Collection entries:
::::
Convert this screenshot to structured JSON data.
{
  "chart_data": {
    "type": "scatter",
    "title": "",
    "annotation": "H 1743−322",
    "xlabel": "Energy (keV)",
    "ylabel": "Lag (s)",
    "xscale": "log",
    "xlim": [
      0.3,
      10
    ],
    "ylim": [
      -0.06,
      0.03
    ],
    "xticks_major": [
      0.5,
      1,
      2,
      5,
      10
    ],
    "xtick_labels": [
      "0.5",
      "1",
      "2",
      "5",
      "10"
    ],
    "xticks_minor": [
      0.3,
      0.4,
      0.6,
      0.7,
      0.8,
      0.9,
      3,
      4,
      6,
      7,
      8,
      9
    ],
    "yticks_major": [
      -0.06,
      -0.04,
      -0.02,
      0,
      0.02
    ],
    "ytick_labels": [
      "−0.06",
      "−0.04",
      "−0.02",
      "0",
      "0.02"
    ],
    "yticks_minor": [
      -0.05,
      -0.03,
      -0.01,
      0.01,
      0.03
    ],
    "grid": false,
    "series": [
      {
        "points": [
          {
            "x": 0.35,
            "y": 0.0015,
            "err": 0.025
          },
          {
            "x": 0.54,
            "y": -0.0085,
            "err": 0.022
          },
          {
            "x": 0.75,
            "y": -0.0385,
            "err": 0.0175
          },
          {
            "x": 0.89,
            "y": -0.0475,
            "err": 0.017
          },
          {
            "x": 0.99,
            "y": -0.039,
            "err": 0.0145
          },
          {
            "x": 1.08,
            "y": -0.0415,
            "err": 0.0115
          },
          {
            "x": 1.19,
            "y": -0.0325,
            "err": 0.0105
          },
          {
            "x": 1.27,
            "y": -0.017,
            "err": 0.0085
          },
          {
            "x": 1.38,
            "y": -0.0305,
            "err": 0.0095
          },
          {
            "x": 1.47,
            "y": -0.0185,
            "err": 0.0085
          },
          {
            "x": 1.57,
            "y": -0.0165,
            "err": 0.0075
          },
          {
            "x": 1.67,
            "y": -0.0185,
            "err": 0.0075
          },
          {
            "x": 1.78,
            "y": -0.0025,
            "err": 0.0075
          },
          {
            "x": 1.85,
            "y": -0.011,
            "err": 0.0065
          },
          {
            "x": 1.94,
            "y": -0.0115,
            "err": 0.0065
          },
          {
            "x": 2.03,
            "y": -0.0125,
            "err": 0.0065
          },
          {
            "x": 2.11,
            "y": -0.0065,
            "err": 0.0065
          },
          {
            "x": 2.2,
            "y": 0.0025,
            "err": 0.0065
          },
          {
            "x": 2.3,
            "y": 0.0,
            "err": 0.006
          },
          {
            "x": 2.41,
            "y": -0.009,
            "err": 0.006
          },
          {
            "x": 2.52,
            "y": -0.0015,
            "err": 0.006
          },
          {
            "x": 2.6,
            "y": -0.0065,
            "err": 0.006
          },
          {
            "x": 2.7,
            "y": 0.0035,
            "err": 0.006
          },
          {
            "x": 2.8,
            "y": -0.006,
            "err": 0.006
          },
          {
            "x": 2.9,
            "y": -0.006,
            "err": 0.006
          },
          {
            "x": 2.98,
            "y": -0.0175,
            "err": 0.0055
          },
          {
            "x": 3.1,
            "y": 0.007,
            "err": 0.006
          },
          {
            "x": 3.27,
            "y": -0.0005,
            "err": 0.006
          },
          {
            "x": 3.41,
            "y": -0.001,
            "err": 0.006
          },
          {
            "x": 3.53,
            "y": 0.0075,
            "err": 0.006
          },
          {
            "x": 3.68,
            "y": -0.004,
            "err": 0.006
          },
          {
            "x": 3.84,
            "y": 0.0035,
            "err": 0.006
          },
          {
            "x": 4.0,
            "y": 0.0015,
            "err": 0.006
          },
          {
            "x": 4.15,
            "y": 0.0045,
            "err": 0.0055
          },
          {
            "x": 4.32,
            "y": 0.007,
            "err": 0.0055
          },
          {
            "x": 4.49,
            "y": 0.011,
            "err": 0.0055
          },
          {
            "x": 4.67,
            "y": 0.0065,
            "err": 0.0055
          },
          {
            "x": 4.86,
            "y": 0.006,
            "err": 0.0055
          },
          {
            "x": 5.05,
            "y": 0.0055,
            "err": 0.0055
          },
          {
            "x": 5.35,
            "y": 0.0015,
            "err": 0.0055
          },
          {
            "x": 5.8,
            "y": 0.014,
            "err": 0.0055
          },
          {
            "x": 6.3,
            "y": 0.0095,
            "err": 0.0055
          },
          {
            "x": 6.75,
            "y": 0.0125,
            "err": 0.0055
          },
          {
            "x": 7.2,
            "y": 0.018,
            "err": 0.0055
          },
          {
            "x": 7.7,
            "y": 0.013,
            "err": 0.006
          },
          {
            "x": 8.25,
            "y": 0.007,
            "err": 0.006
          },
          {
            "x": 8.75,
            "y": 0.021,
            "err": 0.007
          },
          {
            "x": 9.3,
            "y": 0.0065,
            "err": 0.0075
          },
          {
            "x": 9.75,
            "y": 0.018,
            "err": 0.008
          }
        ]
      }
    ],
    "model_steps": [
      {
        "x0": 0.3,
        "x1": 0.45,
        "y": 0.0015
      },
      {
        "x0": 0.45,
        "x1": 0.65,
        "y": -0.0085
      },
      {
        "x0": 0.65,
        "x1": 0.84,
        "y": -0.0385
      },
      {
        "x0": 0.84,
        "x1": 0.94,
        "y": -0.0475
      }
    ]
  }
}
::::
* [GIVEN EXERCISE]:
Write out all records exactly, keeping every detail.

* [RESPONSE]:
Convert this screenshot to structured JSON data.
{
  "chart_data": {
    "type": "scatter",
    "title": "",
    "annotation": "H 1743−322",
    "xlabel": "Energy (keV)",
    "ylabel": "Lag (s)",
    "xscale": "log",
    "xlim": [
      0.3,
      10
    ],
    "ylim": [
      -0.06,
      0.03
    ],
    "xticks_major": [
      0.5,
      1,
      2,
      5,
      10
    ],
    "xtick_labels": [
      "0.5",
      "1",
      "2",
      "5",
      "10"
    ],
    "xticks_minor": [
      0.3,
      0.4,
      0.6,
      0.7,
      0.8,
      0.9,
      3,
      4,
      6,
      7,
      8,
      9
    ],
    "yticks_major": [
      -0.06,
      -0.04,
      -0.02,
      0,
      0.02
    ],
    "ytick_labels": [
      "−0.06",
      "−0.04",
      "−0.02",
      "0",
      "0.02"
    ],
    "yticks_minor": [
      -0.05,
      -0.03,
      -0.01,
      0.01,
      0.03
    ],
    "grid": false,
    "series": [
      {
        "points": [
          {
            "x": 0.35,
            "y": 0.0015,
            "err": 0.025
          },
          {
            "x": 0.54,
            "y": -0.0085,
            "err": 0.022
          },
          {
            "x": 0.75,
            "y": -0.0385,
            "err": 0.0175
          },
          {
            "x": 0.89,
            "y": -0.0475,
            "err": 0.017
          },
          {
            "x": 0.99,
            "y": -0.039,
            "err": 0.0145
          },
          {
            "x": 1.08,
            "y": -0.0415,
            "err": 0.0115
          },
          {
            "x": 1.19,
            "y": -0.0325,
            "err": 0.0105
          },
          {
            "x": 1.27,
            "y": -0.017,
            "err": 0.0085
          },
          {
            "x": 1.38,
            "y": -0.0305,
            "err": 0.0095
          },
          {
            "x": 1.47,
            "y": -0.0185,
            "err": 0.0085
          },
          {
            "x": 1.57,
            "y": -0.0165,
            "err": 0.0075
          },
          {
            "x": 1.67,
            "y": -0.0185,
            "err": 0.0075
          },
          {
            "x": 1.78,
            "y": -0.0025,
            "err": 0.0075
          },
          {
            "x": 1.85,
            "y": -0.011,
            "err": 0.0065
          },
          {
            "x": 1.94,
            "y": -0.0115,
            "err": 0.0065
          },
          {
            "x": 2.03,
            "y": -0.0125,
            "err": 0.0065
          },
          {
            "x": 2.11,
            "y": -0.0065,
            "err": 0.0065
          },
          {
            "x": 2.2,
            "y": 0.0025,
            "err": 0.0065
          },
          {
            "x": 2.3,
            "y": 0.0,
            "err": 0.006
          },
          {
            "x": 2.41,
            "y": -0.009,
            "err": 0.006
          },
          {
            "x": 2.52,
            "y": -0.0015,
            "err": 0.006
          },
          {
            "x": 2.6,
            "y": -0.0065,
            "err": 0.006
          },
          {
            "x": 2.7,
            "y": 0.0035,
            "err": 0.006
          },
          {
            "x": 2.8,
            "y": -0.006,
            "err": 0.006
          },
          {
            "x": 2.9,
            "y": -0.006,
            "err": 0.006
          },
          {
            "x": 2.98,
            "y": -0.0175,
            "err": 0.0055
          },
          {
            "x": 3.1,
            "y": 0.007,
            "err": 0.006
          },
          {
            "x": 3.27,
            "y": -0.0005,
            "err": 0.006
          },
          {
            "x": 3.41,
            "y": -0.001,
            "err": 0.006
          },
          {
            "x": 3.53,
            "y": 0.0075,
            "err": 0.006
          },
          {
            "x": 3.68,
            "y": -0.004,
            "err": 0.006
          },
          {
            "x": 3.84,
            "y": 0.0035,
            "err": 0.006
          },
          {
            "x": 4.0,
            "y": 0.0015,
            "err": 0.006
          },
          {
            "x": 4.15,
            "y": 0.0045,
            "err": 0.0055
          },
          {
            "x": 4.32,
            "y": 0.007,
            "err": 0.0055
          },
          {
            "x": 4.49,
            "y": 0.011,
            "err": 0.0055
          },
          {
            "x": 4.67,
            "y": 0.0065,
            "err": 0.0055
          },
          {
            "x": 4.86,
            "y": 0.006,
            "err": 0.0055
          },
          {
            "x": 5.05,
            "y": 0.0055,
            "err": 0.0055
          },
          {
            "x": 5.35,
            "y": 0.0015,
            "err": 0.0055
          },
          {
            "x": 5.8,
            "y": 0.014,
            "err": 0.0055
          },
          {
            "x": 6.3,
            "y": 0.0095,
            "err": 0.0055
          },
          {
            "x": 6.75,
            "y": 0.0125,
            "err": 0.0055
          },
          {
            "x": 7.2,
            "y": 0.018,
            "err": 0.0055
          },
          {
            "x": 7.7,
            "y": 0.013,
            "err": 0.006
          },
          {
            "x": 8.25,
            "y": 0.007,
            "err": 0.006
          },
          {
            "x": 8.75,
            "y": 0.021,
            "err": 0.007
          },
          {
            "x": 9.3,
            "y": 0.0065,
            "err": 0.0075
          },
          {
            "x": 9.75,
            "y": 0.018,
            "err": 0.008
          }
        ]
      }
    ],
    "model_steps": [
      {
        "x0": 0.3,
        "x1": 0.45,
        "y": 0.0015
      },
      {
        "x0": 0.45,
        "x1": 0.65,
        "y": -0.0085
      },
      {
        "x0": 0.65,
        "x1": 0.84,
        "y": -0.0385
      },
      {
        "x0": 0.84,
        "x1": 0.94,
        "y": -0.0475
      }
    ]
  }
}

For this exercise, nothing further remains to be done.